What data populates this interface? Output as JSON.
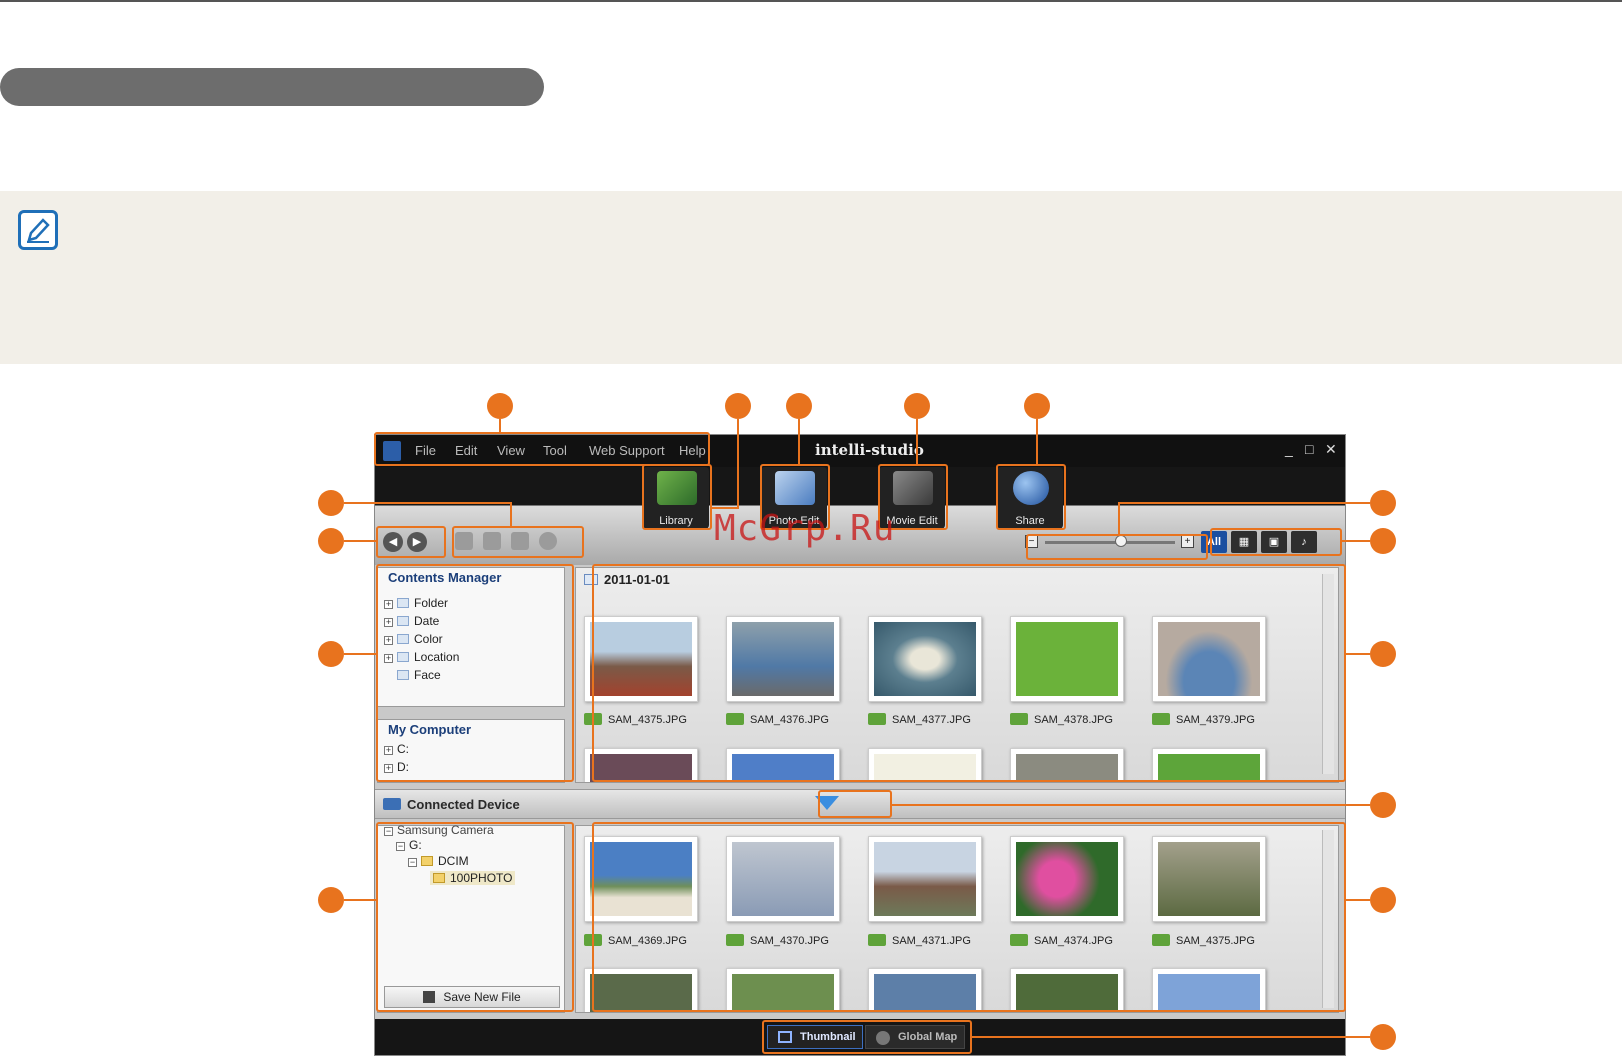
{
  "app": {
    "title": "intelli-studio",
    "menu": [
      "File",
      "Edit",
      "View",
      "Tool",
      "Web Support",
      "Help"
    ],
    "window_controls": [
      "_",
      "□",
      "✕"
    ]
  },
  "modes": [
    {
      "label": "Library",
      "icon": "library-icon"
    },
    {
      "label": "Photo Edit",
      "icon": "photo-edit-icon"
    },
    {
      "label": "Movie Edit",
      "icon": "movie-edit-icon"
    },
    {
      "label": "Share",
      "icon": "share-icon"
    }
  ],
  "filters": [
    "All",
    "movie",
    "photo",
    "voice"
  ],
  "contents_manager": {
    "title": "Contents Manager",
    "items": [
      "Folder",
      "Date",
      "Color",
      "Location",
      "Face"
    ]
  },
  "my_computer": {
    "title": "My Computer",
    "drives": [
      "C:",
      "D:"
    ]
  },
  "library_gallery": {
    "date": "2011-01-01",
    "files": [
      "SAM_4375.JPG",
      "SAM_4376.JPG",
      "SAM_4377.JPG",
      "SAM_4378.JPG",
      "SAM_4379.JPG"
    ]
  },
  "connected_device": {
    "title": "Connected Device",
    "tree": [
      "Samsung Camera",
      "G:",
      "DCIM",
      "100PHOTO"
    ],
    "save_button": "Save New File",
    "files": [
      "SAM_4369.JPG",
      "SAM_4370.JPG",
      "SAM_4371.JPG",
      "SAM_4374.JPG",
      "SAM_4375.JPG"
    ]
  },
  "view_tabs": [
    "Thumbnail",
    "Global Map"
  ],
  "watermark": "McGrp.Ru",
  "colors": {
    "callout": "#e8731e",
    "accent": "#1b4fa0",
    "note_bg": "#f2efe8"
  }
}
========================================
Task directions:
Leave the pictures out and print the records above exactly as they stand.

Complete output:
What data populates this interface? Output as JSON.
{
  "app": {
    "title": "intelli-studio",
    "menu": [
      "File",
      "Edit",
      "View",
      "Tool",
      "Web Support",
      "Help"
    ],
    "window_controls": [
      "_",
      "□",
      "✕"
    ]
  },
  "modes": [
    {
      "label": "Library",
      "icon": "library-icon"
    },
    {
      "label": "Photo Edit",
      "icon": "photo-edit-icon"
    },
    {
      "label": "Movie Edit",
      "icon": "movie-edit-icon"
    },
    {
      "label": "Share",
      "icon": "share-icon"
    }
  ],
  "filters": [
    "All",
    "movie",
    "photo",
    "voice"
  ],
  "contents_manager": {
    "title": "Contents Manager",
    "items": [
      "Folder",
      "Date",
      "Color",
      "Location",
      "Face"
    ]
  },
  "my_computer": {
    "title": "My Computer",
    "drives": [
      "C:",
      "D:"
    ]
  },
  "library_gallery": {
    "date": "2011-01-01",
    "files": [
      "SAM_4375.JPG",
      "SAM_4376.JPG",
      "SAM_4377.JPG",
      "SAM_4378.JPG",
      "SAM_4379.JPG"
    ]
  },
  "connected_device": {
    "title": "Connected Device",
    "tree": [
      "Samsung Camera",
      "G:",
      "DCIM",
      "100PHOTO"
    ],
    "save_button": "Save New File",
    "files": [
      "SAM_4369.JPG",
      "SAM_4370.JPG",
      "SAM_4371.JPG",
      "SAM_4374.JPG",
      "SAM_4375.JPG"
    ]
  },
  "view_tabs": [
    "Thumbnail",
    "Global Map"
  ],
  "watermark": "McGrp.Ru",
  "colors": {
    "callout": "#e8731e",
    "accent": "#1b4fa0",
    "note_bg": "#f2efe8"
  }
}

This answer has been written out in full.